>> Begin DATA LISTING

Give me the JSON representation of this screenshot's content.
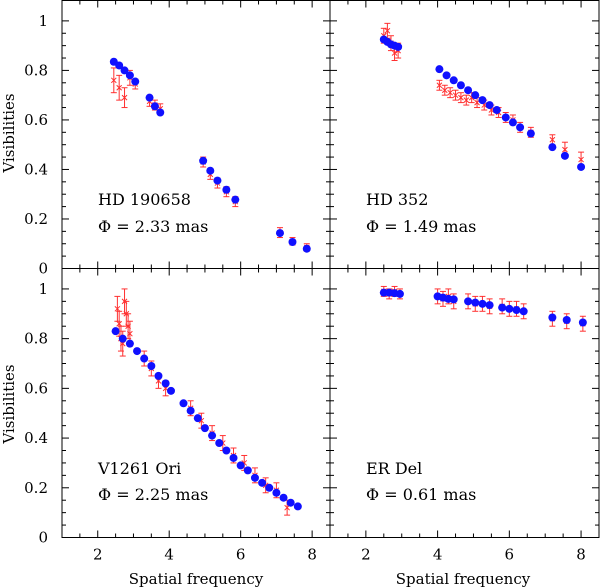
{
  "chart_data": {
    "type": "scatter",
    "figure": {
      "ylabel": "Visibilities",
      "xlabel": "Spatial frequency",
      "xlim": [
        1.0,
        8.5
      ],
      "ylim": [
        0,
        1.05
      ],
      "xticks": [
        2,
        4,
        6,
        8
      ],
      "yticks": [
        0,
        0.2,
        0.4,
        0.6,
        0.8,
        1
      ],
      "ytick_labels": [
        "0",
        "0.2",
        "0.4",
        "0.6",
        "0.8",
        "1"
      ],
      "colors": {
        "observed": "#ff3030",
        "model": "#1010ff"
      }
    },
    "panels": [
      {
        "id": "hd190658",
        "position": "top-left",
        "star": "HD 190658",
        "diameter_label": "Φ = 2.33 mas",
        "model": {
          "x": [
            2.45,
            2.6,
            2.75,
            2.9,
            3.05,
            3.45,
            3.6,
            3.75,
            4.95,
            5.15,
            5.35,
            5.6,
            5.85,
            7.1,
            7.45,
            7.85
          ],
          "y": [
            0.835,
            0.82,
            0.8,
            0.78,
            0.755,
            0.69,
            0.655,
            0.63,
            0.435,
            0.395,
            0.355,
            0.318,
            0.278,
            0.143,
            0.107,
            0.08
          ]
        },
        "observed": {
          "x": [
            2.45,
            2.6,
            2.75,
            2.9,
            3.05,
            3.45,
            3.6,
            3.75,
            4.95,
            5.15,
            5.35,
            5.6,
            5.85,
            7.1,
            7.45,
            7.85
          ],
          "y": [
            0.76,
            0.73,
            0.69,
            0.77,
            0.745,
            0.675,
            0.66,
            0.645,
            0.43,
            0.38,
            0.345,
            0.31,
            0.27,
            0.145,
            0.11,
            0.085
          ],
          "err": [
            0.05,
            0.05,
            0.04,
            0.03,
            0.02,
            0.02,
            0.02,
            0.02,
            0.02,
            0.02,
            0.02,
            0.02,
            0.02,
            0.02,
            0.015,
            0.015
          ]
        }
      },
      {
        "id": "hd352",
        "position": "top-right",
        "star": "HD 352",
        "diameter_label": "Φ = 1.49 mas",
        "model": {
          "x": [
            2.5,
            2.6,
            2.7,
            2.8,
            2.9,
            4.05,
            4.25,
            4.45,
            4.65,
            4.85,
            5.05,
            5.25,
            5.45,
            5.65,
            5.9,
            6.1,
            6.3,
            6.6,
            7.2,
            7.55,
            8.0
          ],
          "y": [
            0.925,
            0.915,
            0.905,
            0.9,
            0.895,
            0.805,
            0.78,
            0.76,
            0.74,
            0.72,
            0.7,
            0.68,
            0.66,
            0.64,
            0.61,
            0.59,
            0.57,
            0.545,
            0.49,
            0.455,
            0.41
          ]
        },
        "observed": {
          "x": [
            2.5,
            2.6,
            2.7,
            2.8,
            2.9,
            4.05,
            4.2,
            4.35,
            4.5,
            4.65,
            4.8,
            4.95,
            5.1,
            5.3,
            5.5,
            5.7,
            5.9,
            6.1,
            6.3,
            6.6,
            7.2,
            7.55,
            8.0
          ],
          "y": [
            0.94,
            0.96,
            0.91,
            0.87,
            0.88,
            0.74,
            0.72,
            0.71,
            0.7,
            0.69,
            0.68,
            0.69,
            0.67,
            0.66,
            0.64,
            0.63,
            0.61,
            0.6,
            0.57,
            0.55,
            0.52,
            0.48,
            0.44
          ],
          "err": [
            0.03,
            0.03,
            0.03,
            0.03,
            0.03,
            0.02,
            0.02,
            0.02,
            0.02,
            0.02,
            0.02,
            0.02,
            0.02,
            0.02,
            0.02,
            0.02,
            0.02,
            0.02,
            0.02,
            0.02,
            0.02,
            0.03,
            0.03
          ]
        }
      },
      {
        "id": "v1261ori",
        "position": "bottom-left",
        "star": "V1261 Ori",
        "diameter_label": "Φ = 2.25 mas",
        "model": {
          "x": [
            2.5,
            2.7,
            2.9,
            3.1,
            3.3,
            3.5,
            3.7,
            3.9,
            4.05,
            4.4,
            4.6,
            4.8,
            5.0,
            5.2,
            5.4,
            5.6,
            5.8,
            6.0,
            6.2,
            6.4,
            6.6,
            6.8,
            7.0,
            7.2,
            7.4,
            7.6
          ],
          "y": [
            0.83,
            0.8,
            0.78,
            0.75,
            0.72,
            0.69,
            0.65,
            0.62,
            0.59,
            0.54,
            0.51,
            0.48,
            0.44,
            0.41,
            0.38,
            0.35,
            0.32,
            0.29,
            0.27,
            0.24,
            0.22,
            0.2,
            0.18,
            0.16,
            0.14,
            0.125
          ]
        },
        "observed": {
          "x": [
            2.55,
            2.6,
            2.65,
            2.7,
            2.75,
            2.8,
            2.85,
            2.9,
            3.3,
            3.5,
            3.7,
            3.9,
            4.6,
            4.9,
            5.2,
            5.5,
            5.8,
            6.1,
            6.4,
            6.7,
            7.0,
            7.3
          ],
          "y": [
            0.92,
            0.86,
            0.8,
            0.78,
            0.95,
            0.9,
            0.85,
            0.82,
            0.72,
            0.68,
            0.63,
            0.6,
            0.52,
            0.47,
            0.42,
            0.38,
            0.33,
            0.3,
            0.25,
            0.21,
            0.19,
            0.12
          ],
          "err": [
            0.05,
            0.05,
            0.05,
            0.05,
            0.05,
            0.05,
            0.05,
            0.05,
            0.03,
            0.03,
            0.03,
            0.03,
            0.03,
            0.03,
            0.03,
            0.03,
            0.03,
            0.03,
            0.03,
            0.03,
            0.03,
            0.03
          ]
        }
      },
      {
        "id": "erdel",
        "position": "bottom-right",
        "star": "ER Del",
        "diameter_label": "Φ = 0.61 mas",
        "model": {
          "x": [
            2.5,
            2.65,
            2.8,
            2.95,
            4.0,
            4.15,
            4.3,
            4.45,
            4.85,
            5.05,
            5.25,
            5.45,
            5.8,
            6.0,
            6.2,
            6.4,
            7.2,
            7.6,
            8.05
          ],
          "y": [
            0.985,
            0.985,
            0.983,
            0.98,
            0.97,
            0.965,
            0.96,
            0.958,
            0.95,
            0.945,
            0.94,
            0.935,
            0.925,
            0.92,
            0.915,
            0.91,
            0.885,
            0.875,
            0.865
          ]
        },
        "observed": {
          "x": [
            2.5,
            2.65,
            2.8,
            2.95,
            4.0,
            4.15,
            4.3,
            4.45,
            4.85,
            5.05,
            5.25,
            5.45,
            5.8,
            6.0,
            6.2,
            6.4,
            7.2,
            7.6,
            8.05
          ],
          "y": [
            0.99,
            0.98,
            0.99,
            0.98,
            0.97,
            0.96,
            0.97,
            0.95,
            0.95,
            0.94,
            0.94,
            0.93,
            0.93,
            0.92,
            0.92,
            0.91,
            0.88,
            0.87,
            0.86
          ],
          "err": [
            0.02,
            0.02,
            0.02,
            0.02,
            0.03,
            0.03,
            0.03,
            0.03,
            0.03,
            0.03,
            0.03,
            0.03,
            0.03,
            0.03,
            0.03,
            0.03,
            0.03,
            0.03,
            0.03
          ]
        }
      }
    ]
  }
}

>> End DATA LISTING

EXERCISE TASK: Repeat the records above exactly, omitting every picture.

TASK RESULT:
Give me the JSON representation of this screenshot's content.
{
  "chart_data": {
    "type": "scatter",
    "figure": {
      "ylabel": "Visibilities",
      "xlabel": "Spatial frequency",
      "xlim": [
        1.0,
        8.5
      ],
      "ylim": [
        0,
        1.05
      ],
      "xticks": [
        2,
        4,
        6,
        8
      ],
      "yticks": [
        0,
        0.2,
        0.4,
        0.6,
        0.8,
        1
      ],
      "ytick_labels": [
        "0",
        "0.2",
        "0.4",
        "0.6",
        "0.8",
        "1"
      ],
      "colors": {
        "observed": "#ff3030",
        "model": "#1010ff"
      }
    },
    "panels": [
      {
        "id": "hd190658",
        "position": "top-left",
        "star": "HD 190658",
        "diameter_label": "Φ = 2.33 mas",
        "model": {
          "x": [
            2.45,
            2.6,
            2.75,
            2.9,
            3.05,
            3.45,
            3.6,
            3.75,
            4.95,
            5.15,
            5.35,
            5.6,
            5.85,
            7.1,
            7.45,
            7.85
          ],
          "y": [
            0.835,
            0.82,
            0.8,
            0.78,
            0.755,
            0.69,
            0.655,
            0.63,
            0.435,
            0.395,
            0.355,
            0.318,
            0.278,
            0.143,
            0.107,
            0.08
          ]
        },
        "observed": {
          "x": [
            2.45,
            2.6,
            2.75,
            2.9,
            3.05,
            3.45,
            3.6,
            3.75,
            4.95,
            5.15,
            5.35,
            5.6,
            5.85,
            7.1,
            7.45,
            7.85
          ],
          "y": [
            0.76,
            0.73,
            0.69,
            0.77,
            0.745,
            0.675,
            0.66,
            0.645,
            0.43,
            0.38,
            0.345,
            0.31,
            0.27,
            0.145,
            0.11,
            0.085
          ],
          "err": [
            0.05,
            0.05,
            0.04,
            0.03,
            0.02,
            0.02,
            0.02,
            0.02,
            0.02,
            0.02,
            0.02,
            0.02,
            0.02,
            0.02,
            0.015,
            0.015
          ]
        }
      },
      {
        "id": "hd352",
        "position": "top-right",
        "star": "HD 352",
        "diameter_label": "Φ = 1.49 mas",
        "model": {
          "x": [
            2.5,
            2.6,
            2.7,
            2.8,
            2.9,
            4.05,
            4.25,
            4.45,
            4.65,
            4.85,
            5.05,
            5.25,
            5.45,
            5.65,
            5.9,
            6.1,
            6.3,
            6.6,
            7.2,
            7.55,
            8.0
          ],
          "y": [
            0.925,
            0.915,
            0.905,
            0.9,
            0.895,
            0.805,
            0.78,
            0.76,
            0.74,
            0.72,
            0.7,
            0.68,
            0.66,
            0.64,
            0.61,
            0.59,
            0.57,
            0.545,
            0.49,
            0.455,
            0.41
          ]
        },
        "observed": {
          "x": [
            2.5,
            2.6,
            2.7,
            2.8,
            2.9,
            4.05,
            4.2,
            4.35,
            4.5,
            4.65,
            4.8,
            4.95,
            5.1,
            5.3,
            5.5,
            5.7,
            5.9,
            6.1,
            6.3,
            6.6,
            7.2,
            7.55,
            8.0
          ],
          "y": [
            0.94,
            0.96,
            0.91,
            0.87,
            0.88,
            0.74,
            0.72,
            0.71,
            0.7,
            0.69,
            0.68,
            0.69,
            0.67,
            0.66,
            0.64,
            0.63,
            0.61,
            0.6,
            0.57,
            0.55,
            0.52,
            0.48,
            0.44
          ],
          "err": [
            0.03,
            0.03,
            0.03,
            0.03,
            0.03,
            0.02,
            0.02,
            0.02,
            0.02,
            0.02,
            0.02,
            0.02,
            0.02,
            0.02,
            0.02,
            0.02,
            0.02,
            0.02,
            0.02,
            0.02,
            0.02,
            0.03,
            0.03
          ]
        }
      },
      {
        "id": "v1261ori",
        "position": "bottom-left",
        "star": "V1261 Ori",
        "diameter_label": "Φ = 2.25 mas",
        "model": {
          "x": [
            2.5,
            2.7,
            2.9,
            3.1,
            3.3,
            3.5,
            3.7,
            3.9,
            4.05,
            4.4,
            4.6,
            4.8,
            5.0,
            5.2,
            5.4,
            5.6,
            5.8,
            6.0,
            6.2,
            6.4,
            6.6,
            6.8,
            7.0,
            7.2,
            7.4,
            7.6
          ],
          "y": [
            0.83,
            0.8,
            0.78,
            0.75,
            0.72,
            0.69,
            0.65,
            0.62,
            0.59,
            0.54,
            0.51,
            0.48,
            0.44,
            0.41,
            0.38,
            0.35,
            0.32,
            0.29,
            0.27,
            0.24,
            0.22,
            0.2,
            0.18,
            0.16,
            0.14,
            0.125
          ]
        },
        "observed": {
          "x": [
            2.55,
            2.6,
            2.65,
            2.7,
            2.75,
            2.8,
            2.85,
            2.9,
            3.3,
            3.5,
            3.7,
            3.9,
            4.6,
            4.9,
            5.2,
            5.5,
            5.8,
            6.1,
            6.4,
            6.7,
            7.0,
            7.3
          ],
          "y": [
            0.92,
            0.86,
            0.8,
            0.78,
            0.95,
            0.9,
            0.85,
            0.82,
            0.72,
            0.68,
            0.63,
            0.6,
            0.52,
            0.47,
            0.42,
            0.38,
            0.33,
            0.3,
            0.25,
            0.21,
            0.19,
            0.12
          ],
          "err": [
            0.05,
            0.05,
            0.05,
            0.05,
            0.05,
            0.05,
            0.05,
            0.05,
            0.03,
            0.03,
            0.03,
            0.03,
            0.03,
            0.03,
            0.03,
            0.03,
            0.03,
            0.03,
            0.03,
            0.03,
            0.03,
            0.03
          ]
        }
      },
      {
        "id": "erdel",
        "position": "bottom-right",
        "star": "ER Del",
        "diameter_label": "Φ = 0.61 mas",
        "model": {
          "x": [
            2.5,
            2.65,
            2.8,
            2.95,
            4.0,
            4.15,
            4.3,
            4.45,
            4.85,
            5.05,
            5.25,
            5.45,
            5.8,
            6.0,
            6.2,
            6.4,
            7.2,
            7.6,
            8.05
          ],
          "y": [
            0.985,
            0.985,
            0.983,
            0.98,
            0.97,
            0.965,
            0.96,
            0.958,
            0.95,
            0.945,
            0.94,
            0.935,
            0.925,
            0.92,
            0.915,
            0.91,
            0.885,
            0.875,
            0.865
          ]
        },
        "observed": {
          "x": [
            2.5,
            2.65,
            2.8,
            2.95,
            4.0,
            4.15,
            4.3,
            4.45,
            4.85,
            5.05,
            5.25,
            5.45,
            5.8,
            6.0,
            6.2,
            6.4,
            7.2,
            7.6,
            8.05
          ],
          "y": [
            0.99,
            0.98,
            0.99,
            0.98,
            0.97,
            0.96,
            0.97,
            0.95,
            0.95,
            0.94,
            0.94,
            0.93,
            0.93,
            0.92,
            0.92,
            0.91,
            0.88,
            0.87,
            0.86
          ],
          "err": [
            0.02,
            0.02,
            0.02,
            0.02,
            0.03,
            0.03,
            0.03,
            0.03,
            0.03,
            0.03,
            0.03,
            0.03,
            0.03,
            0.03,
            0.03,
            0.03,
            0.03,
            0.03,
            0.03
          ]
        }
      }
    ]
  }
}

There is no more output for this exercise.